### Stated goal
Below are the records. List every line holding the word "this".
— START OF Exercise inputs —
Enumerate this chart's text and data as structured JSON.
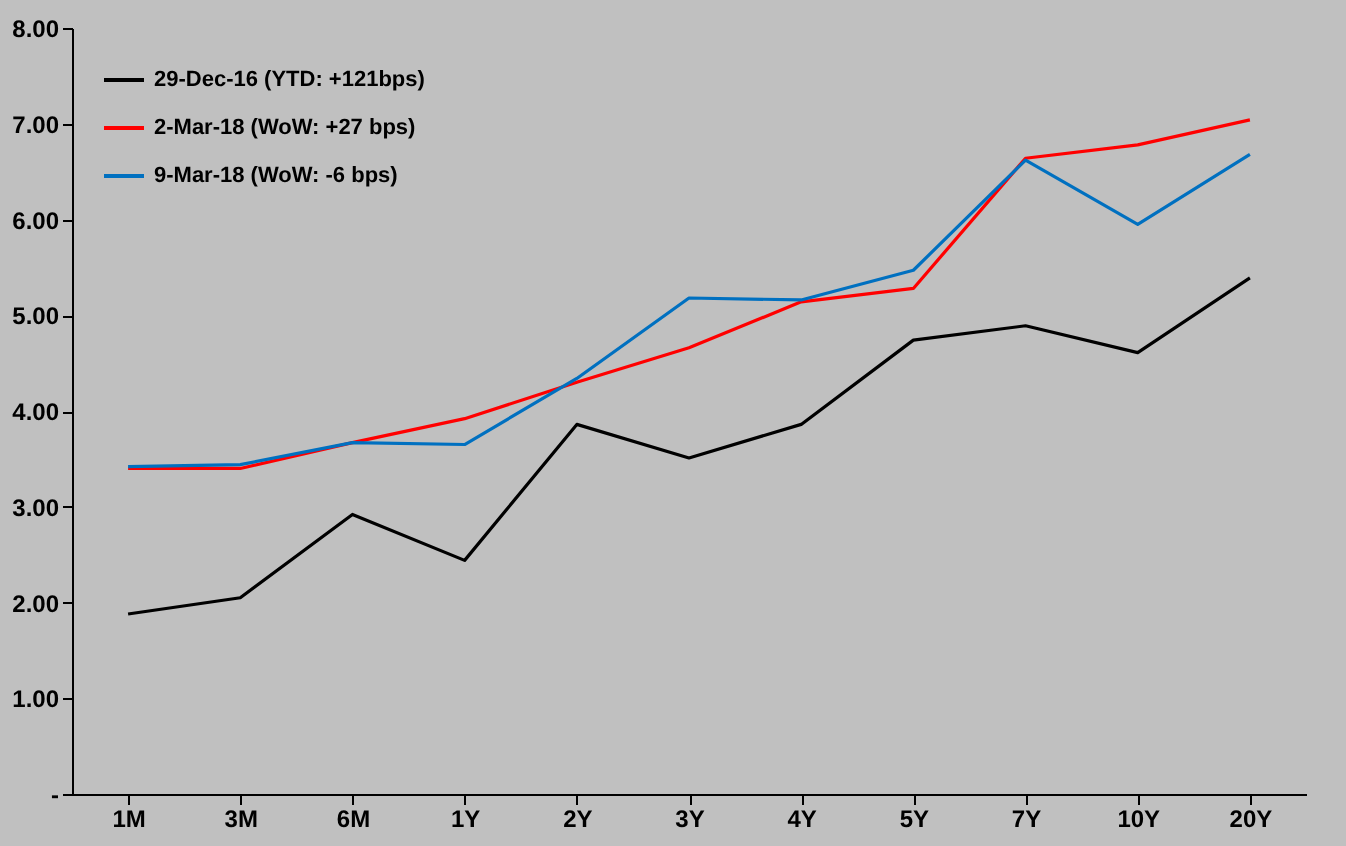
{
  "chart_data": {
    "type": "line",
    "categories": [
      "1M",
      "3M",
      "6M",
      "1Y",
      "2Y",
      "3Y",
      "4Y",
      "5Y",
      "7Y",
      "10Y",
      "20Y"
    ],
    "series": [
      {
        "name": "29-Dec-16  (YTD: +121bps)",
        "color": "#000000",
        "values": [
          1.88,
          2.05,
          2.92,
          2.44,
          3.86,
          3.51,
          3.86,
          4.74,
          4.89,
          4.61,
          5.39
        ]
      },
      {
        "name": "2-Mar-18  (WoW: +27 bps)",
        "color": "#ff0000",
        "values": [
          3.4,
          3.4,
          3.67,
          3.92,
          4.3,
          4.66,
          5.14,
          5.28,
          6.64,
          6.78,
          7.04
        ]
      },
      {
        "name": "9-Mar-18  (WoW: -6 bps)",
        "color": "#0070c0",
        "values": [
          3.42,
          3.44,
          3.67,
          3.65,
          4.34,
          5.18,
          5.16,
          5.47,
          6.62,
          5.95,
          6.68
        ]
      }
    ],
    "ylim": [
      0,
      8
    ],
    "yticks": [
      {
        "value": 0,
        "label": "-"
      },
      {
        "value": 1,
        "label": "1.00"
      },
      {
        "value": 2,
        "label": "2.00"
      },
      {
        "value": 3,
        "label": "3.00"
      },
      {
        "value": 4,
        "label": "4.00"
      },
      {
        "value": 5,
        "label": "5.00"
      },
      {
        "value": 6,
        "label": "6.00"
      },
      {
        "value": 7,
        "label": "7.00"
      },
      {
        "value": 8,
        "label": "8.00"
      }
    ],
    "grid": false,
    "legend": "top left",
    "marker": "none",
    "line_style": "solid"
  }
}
— END OF Exercise inputs —
— START OF Exercise inputs —
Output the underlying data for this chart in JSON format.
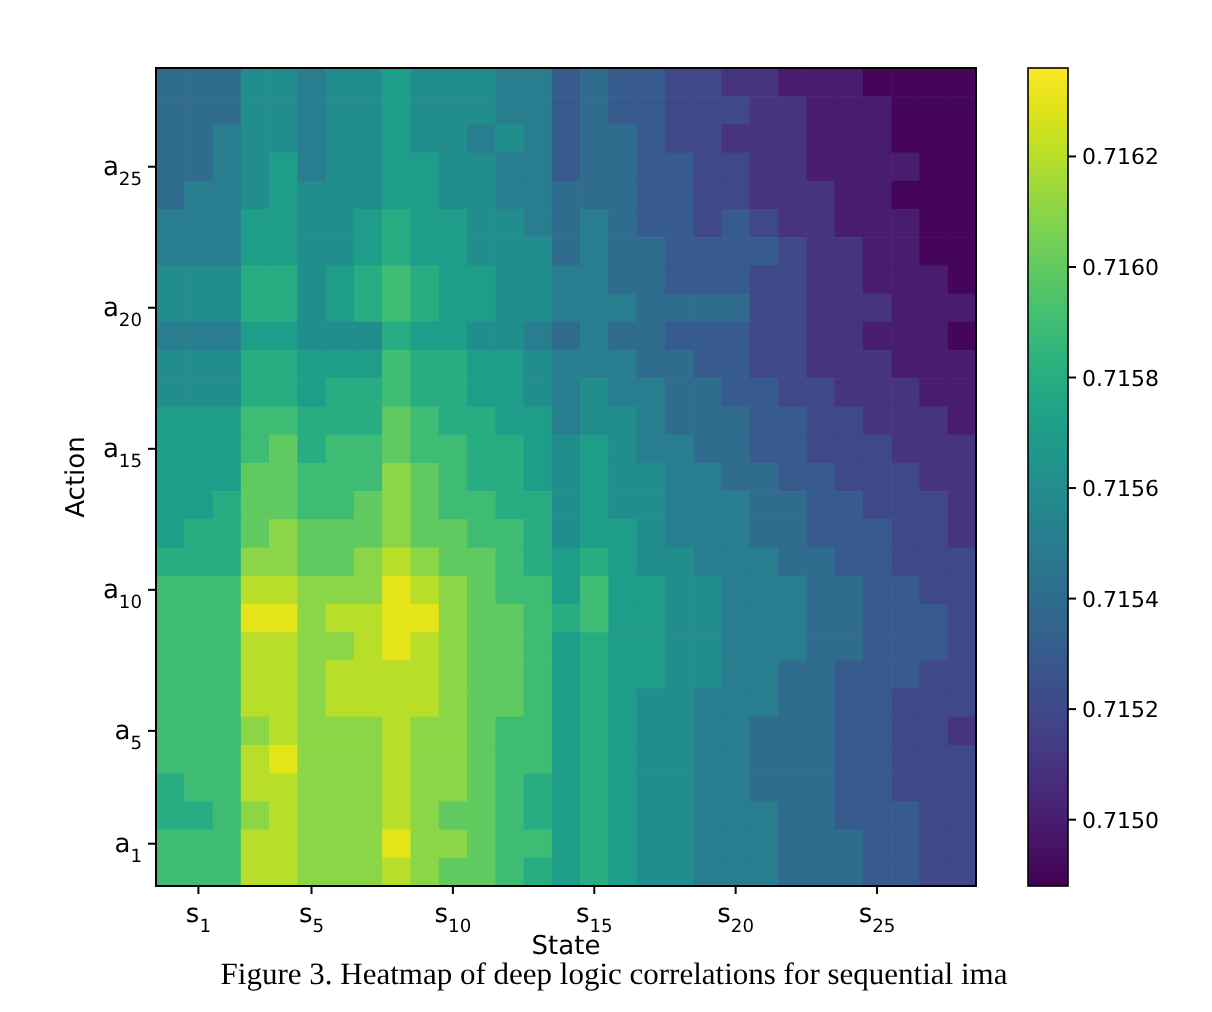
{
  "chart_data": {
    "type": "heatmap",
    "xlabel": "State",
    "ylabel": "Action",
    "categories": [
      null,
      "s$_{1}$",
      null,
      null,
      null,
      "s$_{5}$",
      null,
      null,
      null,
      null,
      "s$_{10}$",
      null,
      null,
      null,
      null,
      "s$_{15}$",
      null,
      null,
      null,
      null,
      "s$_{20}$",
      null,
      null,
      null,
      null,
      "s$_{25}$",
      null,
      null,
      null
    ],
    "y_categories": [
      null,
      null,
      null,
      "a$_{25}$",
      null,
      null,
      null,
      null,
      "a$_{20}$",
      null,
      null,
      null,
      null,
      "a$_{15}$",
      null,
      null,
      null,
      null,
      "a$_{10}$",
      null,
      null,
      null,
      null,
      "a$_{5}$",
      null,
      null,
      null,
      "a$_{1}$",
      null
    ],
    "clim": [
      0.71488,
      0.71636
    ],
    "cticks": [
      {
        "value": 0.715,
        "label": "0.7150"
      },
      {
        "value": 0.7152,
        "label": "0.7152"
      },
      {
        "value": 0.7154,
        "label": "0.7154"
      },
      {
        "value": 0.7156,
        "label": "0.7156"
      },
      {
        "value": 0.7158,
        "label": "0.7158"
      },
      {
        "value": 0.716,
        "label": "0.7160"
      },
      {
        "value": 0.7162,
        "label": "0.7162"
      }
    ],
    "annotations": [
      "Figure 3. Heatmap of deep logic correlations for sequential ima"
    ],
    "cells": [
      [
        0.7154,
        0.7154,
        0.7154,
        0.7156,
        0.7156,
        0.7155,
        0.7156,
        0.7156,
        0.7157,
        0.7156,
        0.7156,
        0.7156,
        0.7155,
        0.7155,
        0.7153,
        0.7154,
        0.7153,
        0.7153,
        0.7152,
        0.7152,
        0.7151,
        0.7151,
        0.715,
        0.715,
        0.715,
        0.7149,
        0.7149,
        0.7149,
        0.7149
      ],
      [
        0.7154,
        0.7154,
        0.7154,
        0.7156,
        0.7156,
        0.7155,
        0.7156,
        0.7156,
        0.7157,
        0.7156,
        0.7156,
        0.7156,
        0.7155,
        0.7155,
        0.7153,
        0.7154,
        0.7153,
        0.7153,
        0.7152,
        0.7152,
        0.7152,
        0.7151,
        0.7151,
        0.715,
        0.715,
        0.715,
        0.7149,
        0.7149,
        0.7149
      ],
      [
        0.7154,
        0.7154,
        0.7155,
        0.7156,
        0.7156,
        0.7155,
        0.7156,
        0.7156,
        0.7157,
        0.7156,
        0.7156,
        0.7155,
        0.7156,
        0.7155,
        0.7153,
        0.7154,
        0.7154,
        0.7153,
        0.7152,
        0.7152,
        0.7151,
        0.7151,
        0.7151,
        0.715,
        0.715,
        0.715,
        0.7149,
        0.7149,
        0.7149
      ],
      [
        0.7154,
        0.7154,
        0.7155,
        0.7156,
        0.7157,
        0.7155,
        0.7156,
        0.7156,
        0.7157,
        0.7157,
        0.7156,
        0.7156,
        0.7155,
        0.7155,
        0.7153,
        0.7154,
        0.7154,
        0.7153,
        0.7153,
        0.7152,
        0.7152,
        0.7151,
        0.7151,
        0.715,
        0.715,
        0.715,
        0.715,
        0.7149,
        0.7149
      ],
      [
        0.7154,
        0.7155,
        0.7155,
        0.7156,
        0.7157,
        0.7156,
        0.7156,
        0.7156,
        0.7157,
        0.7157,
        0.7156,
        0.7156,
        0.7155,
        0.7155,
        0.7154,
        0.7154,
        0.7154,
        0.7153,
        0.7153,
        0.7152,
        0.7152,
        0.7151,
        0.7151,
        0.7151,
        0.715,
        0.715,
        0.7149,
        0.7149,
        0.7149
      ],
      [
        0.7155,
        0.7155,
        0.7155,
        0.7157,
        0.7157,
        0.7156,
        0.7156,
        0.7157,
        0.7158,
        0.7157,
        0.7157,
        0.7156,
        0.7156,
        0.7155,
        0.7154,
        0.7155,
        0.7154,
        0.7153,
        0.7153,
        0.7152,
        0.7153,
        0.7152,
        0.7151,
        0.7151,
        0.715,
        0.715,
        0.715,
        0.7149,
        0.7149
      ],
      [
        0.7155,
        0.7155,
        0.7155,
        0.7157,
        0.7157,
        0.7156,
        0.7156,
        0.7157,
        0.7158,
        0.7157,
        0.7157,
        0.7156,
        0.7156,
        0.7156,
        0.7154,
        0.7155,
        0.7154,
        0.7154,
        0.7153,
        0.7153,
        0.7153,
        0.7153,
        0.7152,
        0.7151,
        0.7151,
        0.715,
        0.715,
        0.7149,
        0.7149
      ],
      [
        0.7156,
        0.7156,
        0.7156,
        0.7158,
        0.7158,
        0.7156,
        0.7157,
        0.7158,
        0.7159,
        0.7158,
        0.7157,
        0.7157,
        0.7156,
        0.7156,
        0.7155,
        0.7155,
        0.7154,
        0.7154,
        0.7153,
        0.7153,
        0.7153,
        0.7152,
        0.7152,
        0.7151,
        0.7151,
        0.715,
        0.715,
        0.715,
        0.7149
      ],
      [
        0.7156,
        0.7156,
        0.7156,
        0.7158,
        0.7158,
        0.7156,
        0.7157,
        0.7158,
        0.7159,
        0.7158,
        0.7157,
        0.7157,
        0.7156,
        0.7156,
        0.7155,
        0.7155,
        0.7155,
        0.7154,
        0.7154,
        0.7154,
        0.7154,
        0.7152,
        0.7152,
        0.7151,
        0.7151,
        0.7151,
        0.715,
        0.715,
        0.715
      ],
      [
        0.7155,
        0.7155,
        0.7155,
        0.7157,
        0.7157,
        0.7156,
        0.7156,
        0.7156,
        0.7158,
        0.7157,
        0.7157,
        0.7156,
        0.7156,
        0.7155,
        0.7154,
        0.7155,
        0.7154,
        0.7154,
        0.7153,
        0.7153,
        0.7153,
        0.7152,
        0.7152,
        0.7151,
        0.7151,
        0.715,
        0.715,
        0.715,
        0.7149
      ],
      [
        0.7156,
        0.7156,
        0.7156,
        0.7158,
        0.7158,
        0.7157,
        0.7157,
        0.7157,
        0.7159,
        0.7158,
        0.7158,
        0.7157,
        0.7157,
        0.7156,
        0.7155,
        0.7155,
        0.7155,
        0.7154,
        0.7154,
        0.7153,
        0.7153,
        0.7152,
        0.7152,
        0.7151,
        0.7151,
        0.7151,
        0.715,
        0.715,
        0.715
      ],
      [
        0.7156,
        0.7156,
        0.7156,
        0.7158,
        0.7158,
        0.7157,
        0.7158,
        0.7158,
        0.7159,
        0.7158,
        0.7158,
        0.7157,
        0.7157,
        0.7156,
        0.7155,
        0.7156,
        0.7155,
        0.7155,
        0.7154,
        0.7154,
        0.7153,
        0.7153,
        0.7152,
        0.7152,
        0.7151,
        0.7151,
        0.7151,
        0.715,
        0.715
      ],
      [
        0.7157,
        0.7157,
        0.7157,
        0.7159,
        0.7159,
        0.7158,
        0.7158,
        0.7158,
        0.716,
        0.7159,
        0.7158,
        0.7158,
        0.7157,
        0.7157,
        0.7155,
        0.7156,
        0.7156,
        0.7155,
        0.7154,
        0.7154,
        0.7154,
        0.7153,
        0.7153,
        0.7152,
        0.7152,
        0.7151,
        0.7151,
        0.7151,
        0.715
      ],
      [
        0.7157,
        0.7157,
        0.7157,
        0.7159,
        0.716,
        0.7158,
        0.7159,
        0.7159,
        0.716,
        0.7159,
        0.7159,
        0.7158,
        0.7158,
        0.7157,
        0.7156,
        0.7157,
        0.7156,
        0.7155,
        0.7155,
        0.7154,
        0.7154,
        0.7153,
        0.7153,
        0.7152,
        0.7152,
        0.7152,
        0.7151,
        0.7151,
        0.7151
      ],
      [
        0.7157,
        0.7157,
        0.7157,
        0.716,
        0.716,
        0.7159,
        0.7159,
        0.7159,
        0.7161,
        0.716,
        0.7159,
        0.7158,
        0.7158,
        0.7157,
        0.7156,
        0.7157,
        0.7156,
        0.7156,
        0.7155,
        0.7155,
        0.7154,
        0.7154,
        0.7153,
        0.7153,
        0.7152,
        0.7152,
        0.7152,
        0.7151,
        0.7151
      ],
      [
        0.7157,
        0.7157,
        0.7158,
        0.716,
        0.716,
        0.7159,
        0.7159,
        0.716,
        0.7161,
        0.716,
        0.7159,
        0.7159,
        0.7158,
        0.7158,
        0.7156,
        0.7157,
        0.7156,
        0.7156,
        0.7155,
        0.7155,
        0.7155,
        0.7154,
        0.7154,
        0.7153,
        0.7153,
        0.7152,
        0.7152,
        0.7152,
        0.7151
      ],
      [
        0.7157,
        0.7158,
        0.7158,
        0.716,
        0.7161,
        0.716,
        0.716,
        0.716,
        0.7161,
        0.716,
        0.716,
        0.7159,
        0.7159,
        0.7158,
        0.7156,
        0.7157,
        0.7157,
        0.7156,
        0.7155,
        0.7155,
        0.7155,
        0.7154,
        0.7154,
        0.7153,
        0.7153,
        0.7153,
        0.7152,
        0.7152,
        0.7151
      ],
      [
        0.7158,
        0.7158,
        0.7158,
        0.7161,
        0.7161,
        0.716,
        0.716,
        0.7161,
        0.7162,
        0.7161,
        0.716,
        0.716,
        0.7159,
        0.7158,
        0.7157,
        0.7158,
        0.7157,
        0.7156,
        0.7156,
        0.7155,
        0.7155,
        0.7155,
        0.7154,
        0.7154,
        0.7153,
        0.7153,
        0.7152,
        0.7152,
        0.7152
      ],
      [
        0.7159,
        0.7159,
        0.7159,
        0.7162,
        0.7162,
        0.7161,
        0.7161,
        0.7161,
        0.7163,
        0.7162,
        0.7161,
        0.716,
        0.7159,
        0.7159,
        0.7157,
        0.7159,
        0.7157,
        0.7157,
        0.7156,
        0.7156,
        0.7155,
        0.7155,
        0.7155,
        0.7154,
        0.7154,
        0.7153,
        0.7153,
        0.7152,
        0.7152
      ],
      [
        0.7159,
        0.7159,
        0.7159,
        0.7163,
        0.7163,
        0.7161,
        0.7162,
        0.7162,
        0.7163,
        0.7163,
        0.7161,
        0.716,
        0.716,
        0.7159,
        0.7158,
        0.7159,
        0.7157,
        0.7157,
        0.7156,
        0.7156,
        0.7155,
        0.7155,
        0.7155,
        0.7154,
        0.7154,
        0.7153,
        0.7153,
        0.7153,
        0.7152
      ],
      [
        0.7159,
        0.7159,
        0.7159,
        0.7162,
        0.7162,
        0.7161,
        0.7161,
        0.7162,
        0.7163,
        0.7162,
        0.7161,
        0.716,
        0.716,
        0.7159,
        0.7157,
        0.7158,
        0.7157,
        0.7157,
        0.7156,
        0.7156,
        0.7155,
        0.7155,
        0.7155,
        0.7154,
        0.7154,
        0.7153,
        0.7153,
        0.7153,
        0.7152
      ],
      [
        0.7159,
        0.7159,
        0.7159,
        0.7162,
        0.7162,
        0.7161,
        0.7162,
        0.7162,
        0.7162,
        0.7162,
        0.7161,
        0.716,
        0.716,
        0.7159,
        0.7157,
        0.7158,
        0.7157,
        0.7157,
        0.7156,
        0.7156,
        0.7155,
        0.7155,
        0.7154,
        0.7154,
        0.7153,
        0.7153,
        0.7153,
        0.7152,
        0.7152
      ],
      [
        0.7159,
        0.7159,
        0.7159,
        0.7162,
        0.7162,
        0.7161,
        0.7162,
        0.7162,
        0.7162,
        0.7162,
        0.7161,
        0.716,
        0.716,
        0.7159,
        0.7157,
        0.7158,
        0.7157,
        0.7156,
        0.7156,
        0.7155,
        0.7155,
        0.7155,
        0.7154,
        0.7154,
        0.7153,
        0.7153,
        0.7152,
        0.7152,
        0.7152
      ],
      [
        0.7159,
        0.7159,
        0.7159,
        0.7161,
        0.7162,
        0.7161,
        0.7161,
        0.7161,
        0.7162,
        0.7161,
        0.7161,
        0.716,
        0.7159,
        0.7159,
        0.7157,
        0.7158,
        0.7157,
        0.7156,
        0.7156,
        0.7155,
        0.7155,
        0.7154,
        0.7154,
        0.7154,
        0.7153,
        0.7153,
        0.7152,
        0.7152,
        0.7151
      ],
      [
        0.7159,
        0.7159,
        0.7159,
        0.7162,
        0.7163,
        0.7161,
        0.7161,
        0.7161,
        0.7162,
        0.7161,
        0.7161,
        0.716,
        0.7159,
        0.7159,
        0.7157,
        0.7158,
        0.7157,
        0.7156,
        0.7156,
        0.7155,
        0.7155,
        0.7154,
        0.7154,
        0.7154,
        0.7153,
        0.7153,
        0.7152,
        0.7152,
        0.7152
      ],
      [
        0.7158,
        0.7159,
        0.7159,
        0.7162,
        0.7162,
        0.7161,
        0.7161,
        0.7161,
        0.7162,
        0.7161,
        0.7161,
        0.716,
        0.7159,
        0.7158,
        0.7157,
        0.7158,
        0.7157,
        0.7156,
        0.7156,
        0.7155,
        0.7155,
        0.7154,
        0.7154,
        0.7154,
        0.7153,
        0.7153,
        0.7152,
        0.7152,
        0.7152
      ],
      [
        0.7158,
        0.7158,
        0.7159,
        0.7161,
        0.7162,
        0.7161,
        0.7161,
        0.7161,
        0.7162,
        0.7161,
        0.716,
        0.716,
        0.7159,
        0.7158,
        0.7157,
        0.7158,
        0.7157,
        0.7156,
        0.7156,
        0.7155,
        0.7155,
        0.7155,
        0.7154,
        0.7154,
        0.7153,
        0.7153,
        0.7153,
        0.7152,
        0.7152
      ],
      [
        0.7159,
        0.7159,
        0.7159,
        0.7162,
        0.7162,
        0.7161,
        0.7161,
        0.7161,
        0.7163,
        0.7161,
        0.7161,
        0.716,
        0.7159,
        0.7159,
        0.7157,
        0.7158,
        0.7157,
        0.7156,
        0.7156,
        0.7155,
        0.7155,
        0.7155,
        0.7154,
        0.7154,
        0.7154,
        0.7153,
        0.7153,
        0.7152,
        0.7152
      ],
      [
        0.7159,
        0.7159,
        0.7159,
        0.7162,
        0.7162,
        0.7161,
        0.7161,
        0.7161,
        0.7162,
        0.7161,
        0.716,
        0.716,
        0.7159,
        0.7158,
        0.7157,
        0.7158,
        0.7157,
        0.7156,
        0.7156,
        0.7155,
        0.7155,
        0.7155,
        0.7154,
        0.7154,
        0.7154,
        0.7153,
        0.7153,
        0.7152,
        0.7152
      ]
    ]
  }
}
— END OF Exercise inputs —
### Solution
Enumerate this chart's text and data as structured JSON.
Output the underlying data for this chart in JSON format.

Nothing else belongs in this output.